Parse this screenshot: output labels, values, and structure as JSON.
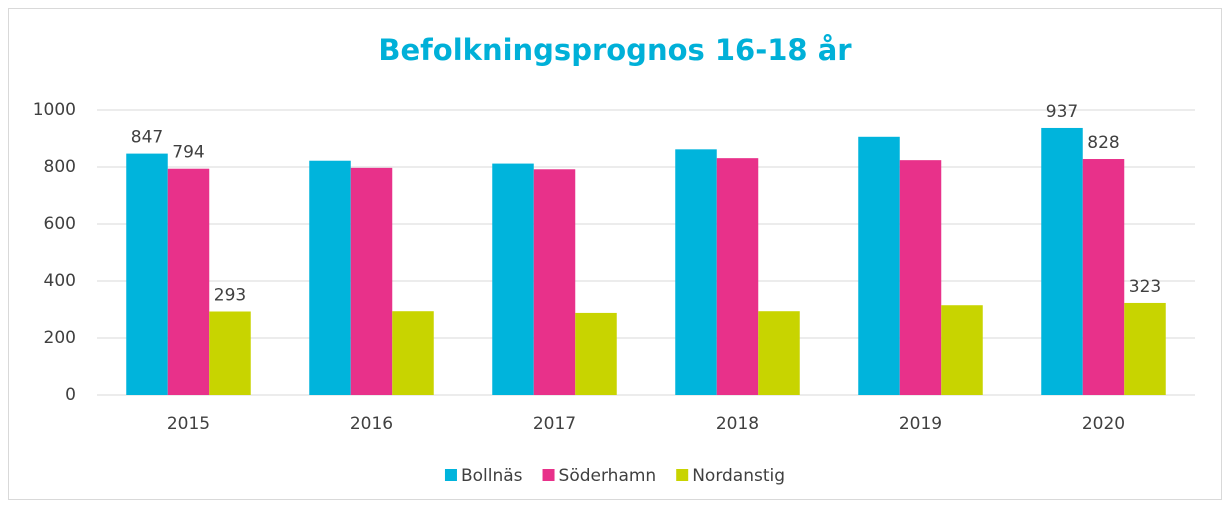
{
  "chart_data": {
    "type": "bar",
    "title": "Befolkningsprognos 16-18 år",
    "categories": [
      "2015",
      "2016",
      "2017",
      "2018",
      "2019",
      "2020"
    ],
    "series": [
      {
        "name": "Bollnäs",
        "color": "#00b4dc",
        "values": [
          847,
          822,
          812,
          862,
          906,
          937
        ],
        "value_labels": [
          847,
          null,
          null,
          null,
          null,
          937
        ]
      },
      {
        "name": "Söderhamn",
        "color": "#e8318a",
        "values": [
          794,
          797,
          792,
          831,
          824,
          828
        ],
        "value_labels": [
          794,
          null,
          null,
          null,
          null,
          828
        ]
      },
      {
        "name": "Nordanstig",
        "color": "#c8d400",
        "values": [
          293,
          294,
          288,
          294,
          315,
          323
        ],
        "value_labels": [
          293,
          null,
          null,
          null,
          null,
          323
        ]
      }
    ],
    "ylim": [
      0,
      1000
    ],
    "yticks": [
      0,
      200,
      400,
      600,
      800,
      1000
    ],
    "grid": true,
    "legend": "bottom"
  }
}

* * *

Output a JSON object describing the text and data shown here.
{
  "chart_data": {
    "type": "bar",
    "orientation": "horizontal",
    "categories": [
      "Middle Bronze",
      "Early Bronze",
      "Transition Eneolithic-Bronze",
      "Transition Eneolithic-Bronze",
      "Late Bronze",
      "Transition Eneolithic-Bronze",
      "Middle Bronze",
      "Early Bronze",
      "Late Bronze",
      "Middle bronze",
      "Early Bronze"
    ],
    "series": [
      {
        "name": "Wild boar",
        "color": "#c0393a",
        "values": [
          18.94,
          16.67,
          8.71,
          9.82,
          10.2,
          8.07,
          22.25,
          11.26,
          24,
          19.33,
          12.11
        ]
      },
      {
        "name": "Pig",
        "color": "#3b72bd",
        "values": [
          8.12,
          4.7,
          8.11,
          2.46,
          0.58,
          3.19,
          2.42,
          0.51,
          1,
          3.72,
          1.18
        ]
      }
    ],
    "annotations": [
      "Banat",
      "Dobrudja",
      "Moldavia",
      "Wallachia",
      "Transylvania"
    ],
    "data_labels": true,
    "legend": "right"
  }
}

TO DO -
In the entries above, find each line with the word "name" and copy it.

FULL RESPONSE -
        "name": "Bollnäs",
        "name": "Söderhamn",
        "name": "Nordanstig",
        "name": "Wild boar",
        "name": "Pig",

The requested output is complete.